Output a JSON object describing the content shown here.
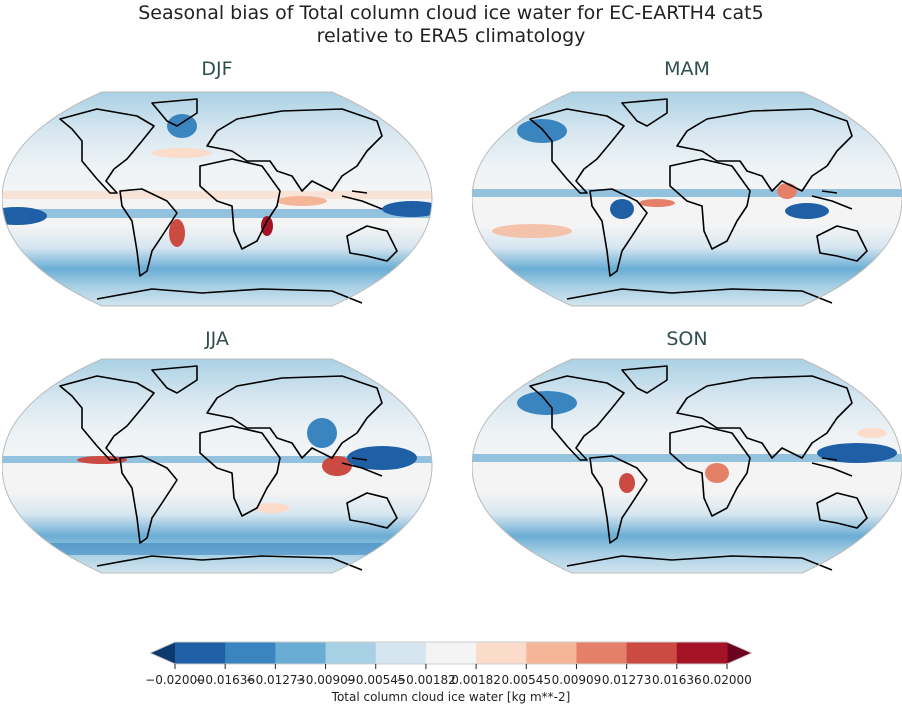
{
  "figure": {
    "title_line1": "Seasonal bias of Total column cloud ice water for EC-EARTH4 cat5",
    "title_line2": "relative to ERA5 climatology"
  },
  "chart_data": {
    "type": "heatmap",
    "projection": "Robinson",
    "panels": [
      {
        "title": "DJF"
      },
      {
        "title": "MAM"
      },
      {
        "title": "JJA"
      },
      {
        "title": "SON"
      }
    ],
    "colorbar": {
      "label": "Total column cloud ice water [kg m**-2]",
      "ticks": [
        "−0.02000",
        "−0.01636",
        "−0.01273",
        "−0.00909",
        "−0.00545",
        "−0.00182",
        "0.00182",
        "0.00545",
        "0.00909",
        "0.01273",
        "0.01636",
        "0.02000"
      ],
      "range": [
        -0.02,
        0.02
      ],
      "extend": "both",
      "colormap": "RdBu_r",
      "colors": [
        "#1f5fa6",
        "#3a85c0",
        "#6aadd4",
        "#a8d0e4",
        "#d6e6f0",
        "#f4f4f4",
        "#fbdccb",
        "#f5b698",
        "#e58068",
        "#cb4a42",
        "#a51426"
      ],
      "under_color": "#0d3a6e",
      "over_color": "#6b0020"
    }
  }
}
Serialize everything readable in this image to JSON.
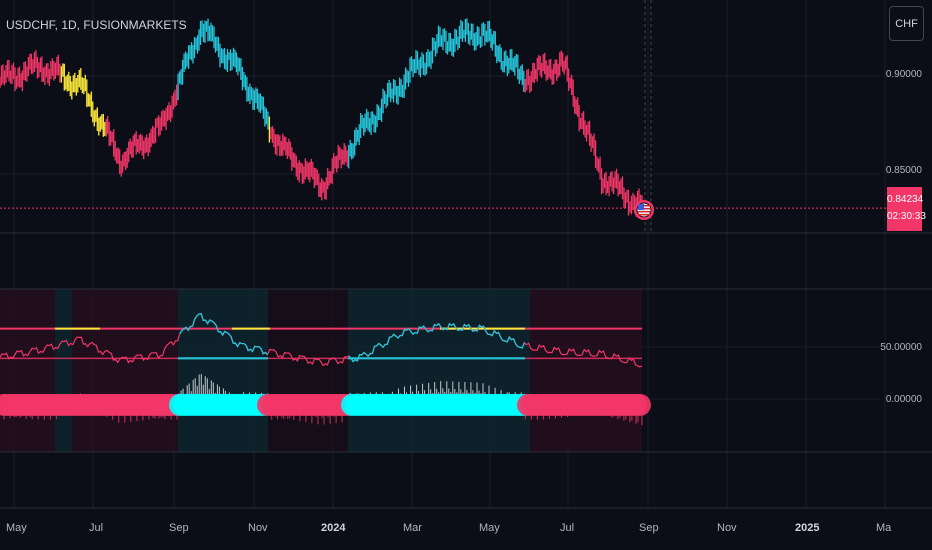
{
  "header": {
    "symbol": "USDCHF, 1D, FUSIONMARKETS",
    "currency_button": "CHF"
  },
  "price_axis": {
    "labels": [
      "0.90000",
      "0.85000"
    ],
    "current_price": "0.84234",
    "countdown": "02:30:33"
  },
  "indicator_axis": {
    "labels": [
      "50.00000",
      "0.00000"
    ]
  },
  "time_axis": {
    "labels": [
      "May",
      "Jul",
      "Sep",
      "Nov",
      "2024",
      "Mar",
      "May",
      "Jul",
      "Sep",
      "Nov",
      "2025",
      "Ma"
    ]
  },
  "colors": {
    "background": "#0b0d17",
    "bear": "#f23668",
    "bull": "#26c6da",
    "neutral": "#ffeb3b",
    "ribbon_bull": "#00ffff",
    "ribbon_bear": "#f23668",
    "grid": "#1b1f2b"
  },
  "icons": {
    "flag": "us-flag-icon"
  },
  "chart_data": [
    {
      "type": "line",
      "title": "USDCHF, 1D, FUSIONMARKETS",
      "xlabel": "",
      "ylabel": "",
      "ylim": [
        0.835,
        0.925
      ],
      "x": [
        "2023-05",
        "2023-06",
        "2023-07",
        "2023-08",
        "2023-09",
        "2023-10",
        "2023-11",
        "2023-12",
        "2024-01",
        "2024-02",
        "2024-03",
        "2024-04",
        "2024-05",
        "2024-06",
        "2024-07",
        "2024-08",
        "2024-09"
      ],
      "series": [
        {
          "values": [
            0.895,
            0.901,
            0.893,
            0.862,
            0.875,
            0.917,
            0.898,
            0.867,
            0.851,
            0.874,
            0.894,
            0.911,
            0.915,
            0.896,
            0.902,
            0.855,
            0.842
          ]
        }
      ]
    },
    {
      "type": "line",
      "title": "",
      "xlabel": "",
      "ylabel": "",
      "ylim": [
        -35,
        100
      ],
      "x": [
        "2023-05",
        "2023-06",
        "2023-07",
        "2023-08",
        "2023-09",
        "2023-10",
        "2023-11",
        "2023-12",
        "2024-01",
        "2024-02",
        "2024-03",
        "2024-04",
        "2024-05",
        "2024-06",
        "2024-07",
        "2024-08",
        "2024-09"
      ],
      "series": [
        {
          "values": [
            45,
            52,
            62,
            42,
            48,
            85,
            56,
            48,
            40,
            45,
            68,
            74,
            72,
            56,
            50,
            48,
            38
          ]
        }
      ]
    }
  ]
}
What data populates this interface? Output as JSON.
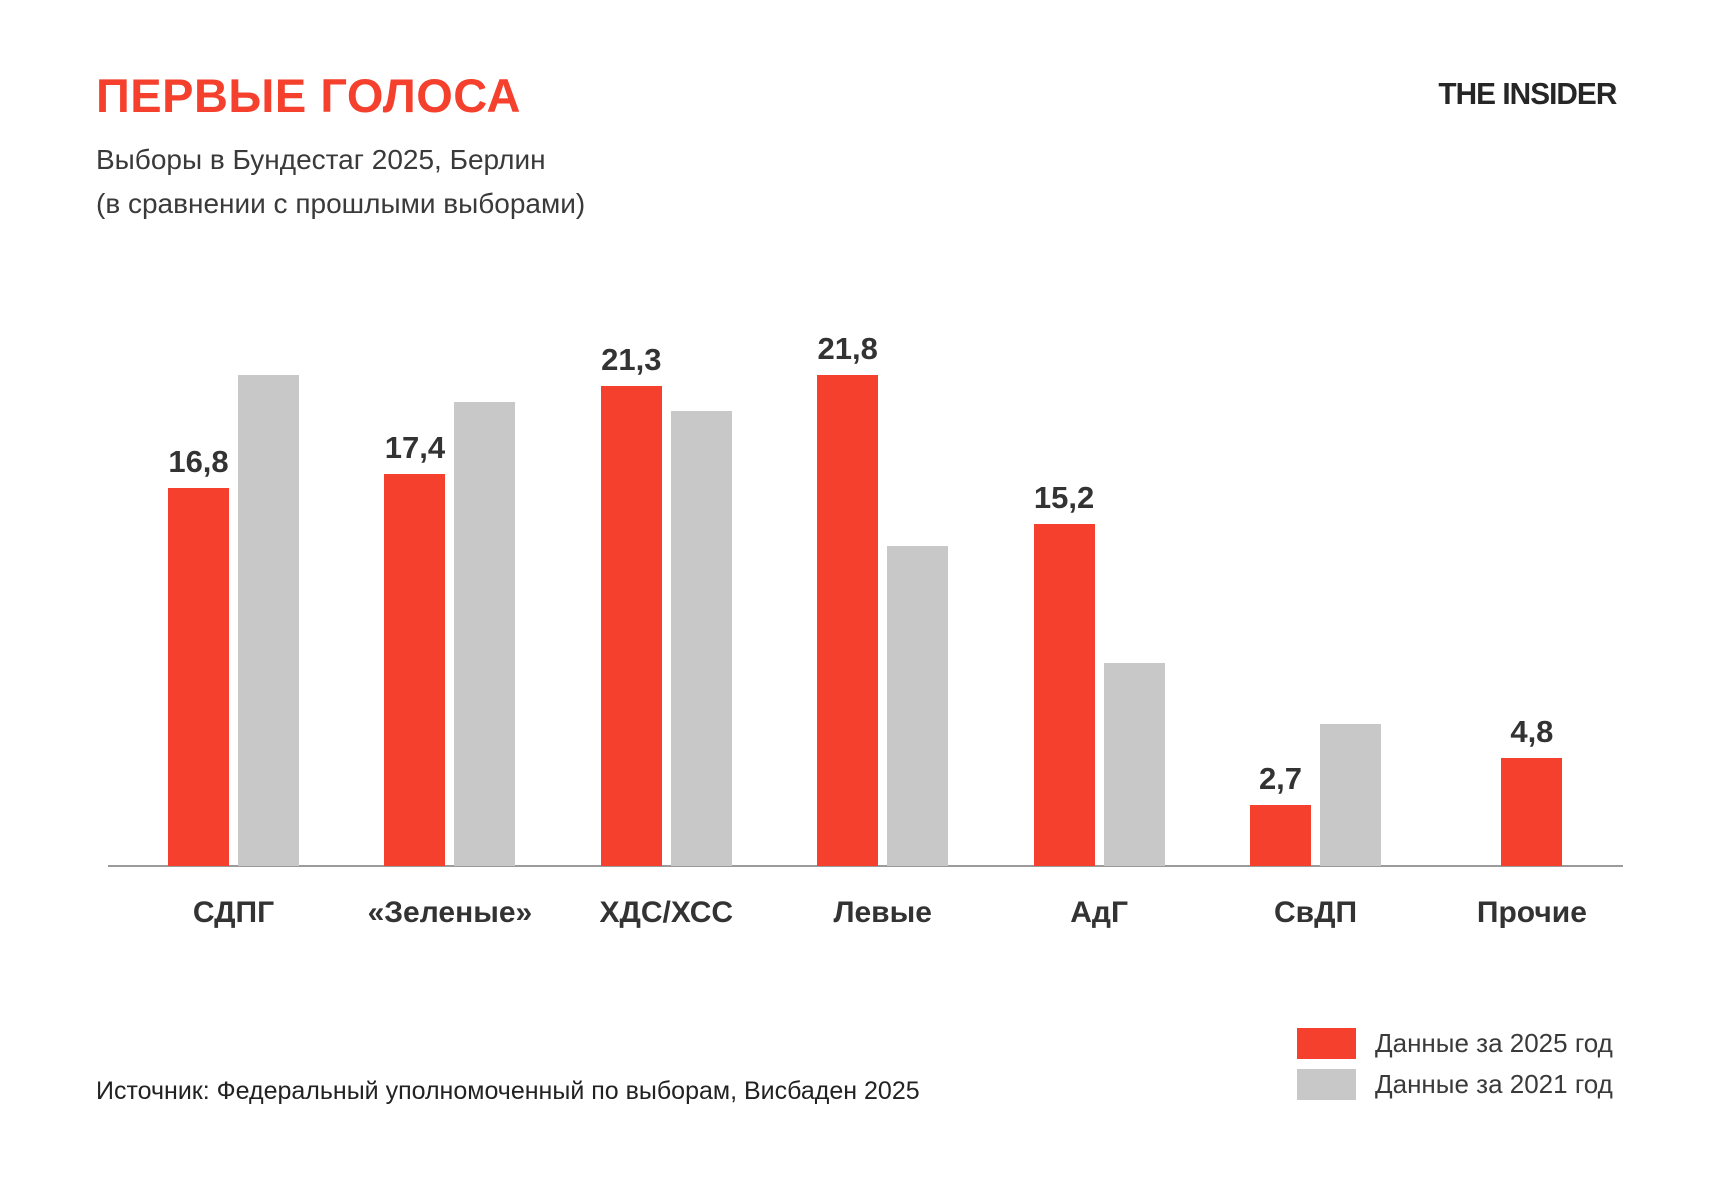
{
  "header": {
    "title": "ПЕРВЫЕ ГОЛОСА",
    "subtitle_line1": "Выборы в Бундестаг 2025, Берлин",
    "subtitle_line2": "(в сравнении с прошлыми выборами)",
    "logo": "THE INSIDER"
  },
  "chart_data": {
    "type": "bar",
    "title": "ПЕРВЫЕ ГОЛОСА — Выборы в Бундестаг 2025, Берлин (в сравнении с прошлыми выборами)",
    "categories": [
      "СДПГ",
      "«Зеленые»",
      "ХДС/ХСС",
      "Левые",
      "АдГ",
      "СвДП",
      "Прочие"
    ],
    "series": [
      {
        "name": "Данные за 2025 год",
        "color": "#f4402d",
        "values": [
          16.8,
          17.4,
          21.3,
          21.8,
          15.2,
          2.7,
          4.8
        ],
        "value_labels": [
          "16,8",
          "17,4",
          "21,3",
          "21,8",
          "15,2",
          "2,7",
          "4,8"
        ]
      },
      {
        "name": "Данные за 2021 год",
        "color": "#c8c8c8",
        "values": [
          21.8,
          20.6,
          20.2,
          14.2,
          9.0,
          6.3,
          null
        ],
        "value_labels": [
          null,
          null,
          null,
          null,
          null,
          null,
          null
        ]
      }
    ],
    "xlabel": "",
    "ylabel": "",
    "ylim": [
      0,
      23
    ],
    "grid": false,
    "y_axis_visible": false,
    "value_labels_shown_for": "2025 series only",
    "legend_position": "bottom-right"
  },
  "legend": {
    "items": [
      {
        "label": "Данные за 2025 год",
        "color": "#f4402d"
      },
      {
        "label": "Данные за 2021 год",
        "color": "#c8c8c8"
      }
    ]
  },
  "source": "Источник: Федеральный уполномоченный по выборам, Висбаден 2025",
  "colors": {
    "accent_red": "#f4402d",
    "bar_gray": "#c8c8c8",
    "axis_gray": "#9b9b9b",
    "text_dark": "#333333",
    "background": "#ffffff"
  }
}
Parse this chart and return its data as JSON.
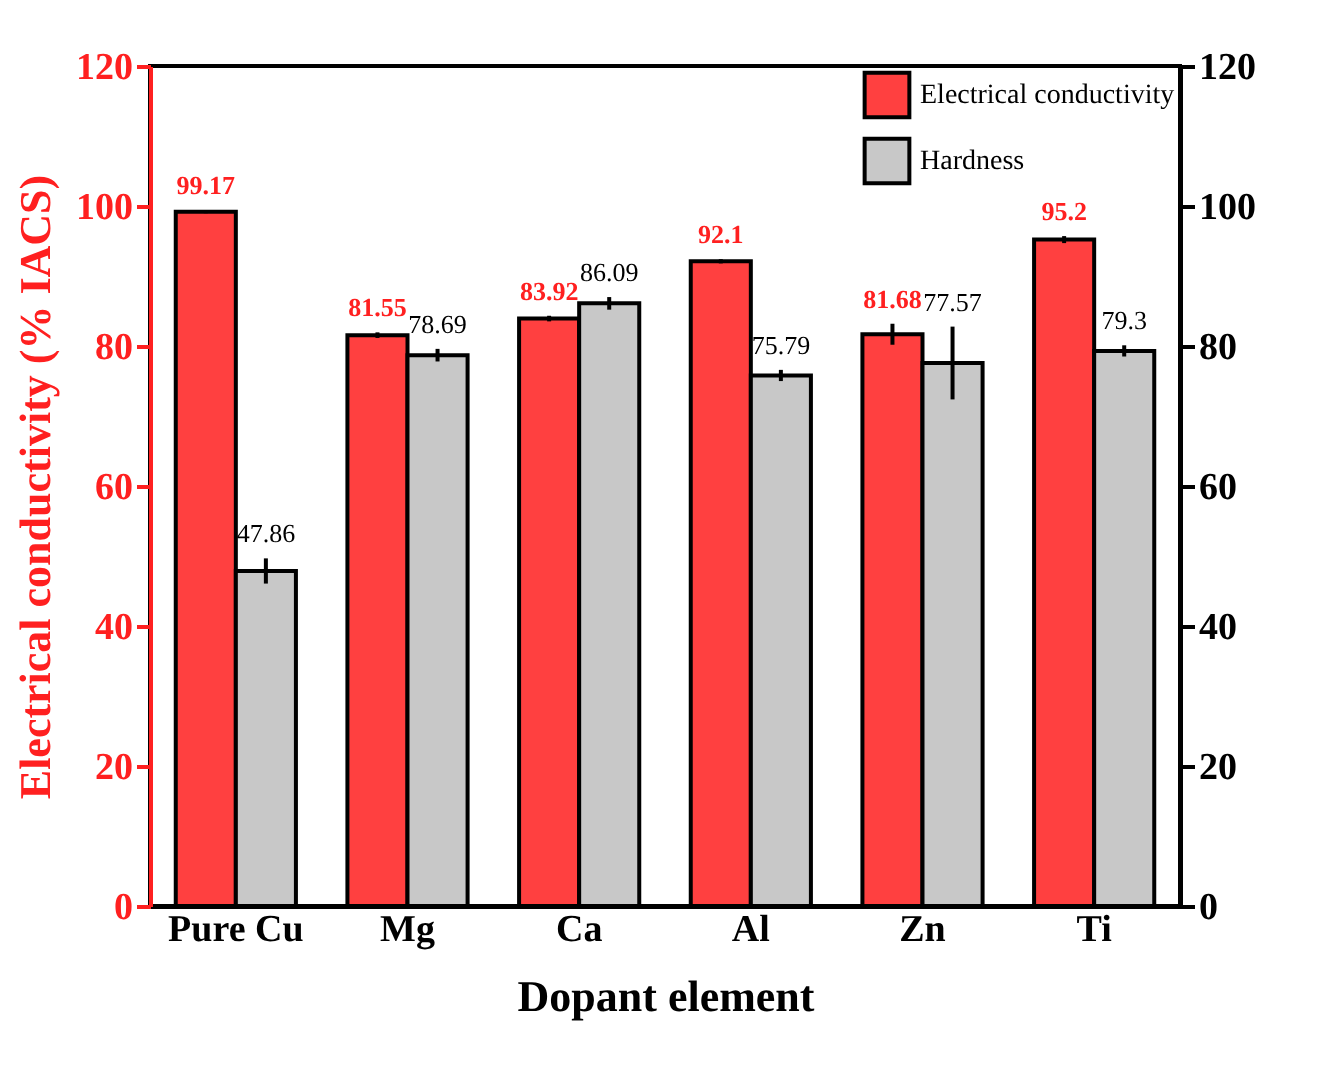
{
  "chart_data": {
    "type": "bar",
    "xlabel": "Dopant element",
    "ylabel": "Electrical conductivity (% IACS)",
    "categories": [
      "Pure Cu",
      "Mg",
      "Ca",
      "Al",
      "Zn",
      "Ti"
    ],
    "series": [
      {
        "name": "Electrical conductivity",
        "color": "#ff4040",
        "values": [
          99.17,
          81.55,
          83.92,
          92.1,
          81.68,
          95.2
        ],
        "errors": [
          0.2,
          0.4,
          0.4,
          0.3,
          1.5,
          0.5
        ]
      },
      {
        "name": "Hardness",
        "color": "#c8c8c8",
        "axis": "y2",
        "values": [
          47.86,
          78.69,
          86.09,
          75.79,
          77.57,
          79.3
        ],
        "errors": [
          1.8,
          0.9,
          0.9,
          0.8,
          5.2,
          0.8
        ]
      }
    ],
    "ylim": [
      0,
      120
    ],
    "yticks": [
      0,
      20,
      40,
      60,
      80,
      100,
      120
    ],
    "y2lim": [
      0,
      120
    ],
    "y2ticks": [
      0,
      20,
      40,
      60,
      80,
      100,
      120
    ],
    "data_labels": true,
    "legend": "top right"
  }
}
-- -- --
• DIRECTIONS:
Extract all the data above exactly, excluding every picture.

• SOLUTION TO THE PROBLEM:
Output a JSON object describing the content shown here.
{
  "figure": {
    "title_line1": "Seasonal bias of Total column cloud ice water for EC-EARTH4 cat5",
    "title_line2": "relative to ERA5 climatology"
  },
  "chart_data": {
    "type": "heatmap",
    "projection": "Robinson",
    "panels": [
      {
        "title": "DJF"
      },
      {
        "title": "MAM"
      },
      {
        "title": "JJA"
      },
      {
        "title": "SON"
      }
    ],
    "colorbar": {
      "label": "Total column cloud ice water [kg m**-2]",
      "ticks": [
        "−0.02000",
        "−0.01636",
        "−0.01273",
        "−0.00909",
        "−0.00545",
        "−0.00182",
        "0.00182",
        "0.00545",
        "0.00909",
        "0.01273",
        "0.01636",
        "0.02000"
      ],
      "range": [
        -0.02,
        0.02
      ],
      "extend": "both",
      "colormap": "RdBu_r",
      "colors": [
        "#1f5fa6",
        "#3a85c0",
        "#6aadd4",
        "#a8d0e4",
        "#d6e6f0",
        "#f4f4f4",
        "#fbdccb",
        "#f5b698",
        "#e58068",
        "#cb4a42",
        "#a51426"
      ],
      "under_color": "#0d3a6e",
      "over_color": "#6b0020"
    }
  }
}
Serialize everything readable in this image to JSON.
{
  "header": {
    "symbol": "USDCHF, 1D, FUSIONMARKETS",
    "currency_button": "CHF"
  },
  "price_axis": {
    "labels": [
      "0.90000",
      "0.85000"
    ],
    "current_price": "0.84234",
    "countdown": "02:30:33"
  },
  "indicator_axis": {
    "labels": [
      "50.00000",
      "0.00000"
    ]
  },
  "time_axis": {
    "labels": [
      "May",
      "Jul",
      "Sep",
      "Nov",
      "2024",
      "Mar",
      "May",
      "Jul",
      "Sep",
      "Nov",
      "2025",
      "Ma"
    ]
  },
  "colors": {
    "background": "#0b0d17",
    "bear": "#f23668",
    "bull": "#26c6da",
    "neutral": "#ffeb3b",
    "ribbon_bull": "#00ffff",
    "ribbon_bear": "#f23668",
    "grid": "#1b1f2b"
  },
  "icons": {
    "flag": "us-flag-icon"
  },
  "chart_data": [
    {
      "type": "line",
      "title": "USDCHF, 1D, FUSIONMARKETS",
      "xlabel": "",
      "ylabel": "",
      "ylim": [
        0.835,
        0.925
      ],
      "x": [
        "2023-05",
        "2023-06",
        "2023-07",
        "2023-08",
        "2023-09",
        "2023-10",
        "2023-11",
        "2023-12",
        "2024-01",
        "2024-02",
        "2024-03",
        "2024-04",
        "2024-05",
        "2024-06",
        "2024-07",
        "2024-08",
        "2024-09"
      ],
      "series": [
        {
          "values": [
            0.895,
            0.901,
            0.893,
            0.862,
            0.875,
            0.917,
            0.898,
            0.867,
            0.851,
            0.874,
            0.894,
            0.911,
            0.915,
            0.896,
            0.902,
            0.855,
            0.842
          ]
        }
      ]
    },
    {
      "type": "line",
      "title": "",
      "xlabel": "",
      "ylabel": "",
      "ylim": [
        -35,
        100
      ],
      "x": [
        "2023-05",
        "2023-06",
        "2023-07",
        "2023-08",
        "2023-09",
        "2023-10",
        "2023-11",
        "2023-12",
        "2024-01",
        "2024-02",
        "2024-03",
        "2024-04",
        "2024-05",
        "2024-06",
        "2024-07",
        "2024-08",
        "2024-09"
      ],
      "series": [
        {
          "values": [
            45,
            52,
            62,
            42,
            48,
            85,
            56,
            48,
            40,
            45,
            68,
            74,
            72,
            56,
            50,
            48,
            38
          ]
        }
      ]
    }
  ]
}
What data populates this interface? Output as JSON.
{
  "header": {
    "title": "ПЕРВЫЕ ГОЛОСА",
    "subtitle_line1": "Выборы в Бундестаг 2025, Берлин",
    "subtitle_line2": "(в сравнении с прошлыми выборами)",
    "logo": "THE INSIDER"
  },
  "chart_data": {
    "type": "bar",
    "title": "ПЕРВЫЕ ГОЛОСА — Выборы в Бундестаг 2025, Берлин (в сравнении с прошлыми выборами)",
    "categories": [
      "СДПГ",
      "«Зеленые»",
      "ХДС/ХСС",
      "Левые",
      "АдГ",
      "СвДП",
      "Прочие"
    ],
    "series": [
      {
        "name": "Данные за 2025 год",
        "color": "#f4402d",
        "values": [
          16.8,
          17.4,
          21.3,
          21.8,
          15.2,
          2.7,
          4.8
        ],
        "value_labels": [
          "16,8",
          "17,4",
          "21,3",
          "21,8",
          "15,2",
          "2,7",
          "4,8"
        ]
      },
      {
        "name": "Данные за 2021 год",
        "color": "#c8c8c8",
        "values": [
          21.8,
          20.6,
          20.2,
          14.2,
          9.0,
          6.3,
          null
        ],
        "value_labels": [
          null,
          null,
          null,
          null,
          null,
          null,
          null
        ]
      }
    ],
    "xlabel": "",
    "ylabel": "",
    "ylim": [
      0,
      23
    ],
    "grid": false,
    "y_axis_visible": false,
    "value_labels_shown_for": "2025 series only",
    "legend_position": "bottom-right"
  },
  "legend": {
    "items": [
      {
        "label": "Данные за 2025 год",
        "color": "#f4402d"
      },
      {
        "label": "Данные за 2021 год",
        "color": "#c8c8c8"
      }
    ]
  },
  "source": "Источник: Федеральный уполномоченный по выборам, Висбаден 2025",
  "colors": {
    "accent_red": "#f4402d",
    "bar_gray": "#c8c8c8",
    "axis_gray": "#9b9b9b",
    "text_dark": "#333333",
    "background": "#ffffff"
  }
}
Parse this chart and return its data as JSON.
{
  "chart_data": {
    "type": "bar",
    "xlabel": "Dopant element",
    "ylabel": "Electrical conductivity (% IACS)",
    "categories": [
      "Pure Cu",
      "Mg",
      "Ca",
      "Al",
      "Zn",
      "Ti"
    ],
    "series": [
      {
        "name": "Electrical conductivity",
        "color": "#ff4040",
        "values": [
          99.17,
          81.55,
          83.92,
          92.1,
          81.68,
          95.2
        ],
        "errors": [
          0.2,
          0.4,
          0.4,
          0.3,
          1.5,
          0.5
        ]
      },
      {
        "name": "Hardness",
        "color": "#c8c8c8",
        "axis": "y2",
        "values": [
          47.86,
          78.69,
          86.09,
          75.79,
          77.57,
          79.3
        ],
        "errors": [
          1.8,
          0.9,
          0.9,
          0.8,
          5.2,
          0.8
        ]
      }
    ],
    "ylim": [
      0,
      120
    ],
    "yticks": [
      0,
      20,
      40,
      60,
      80,
      100,
      120
    ],
    "y2lim": [
      0,
      120
    ],
    "y2ticks": [
      0,
      20,
      40,
      60,
      80,
      100,
      120
    ],
    "data_labels": true,
    "legend": "top right"
  }
}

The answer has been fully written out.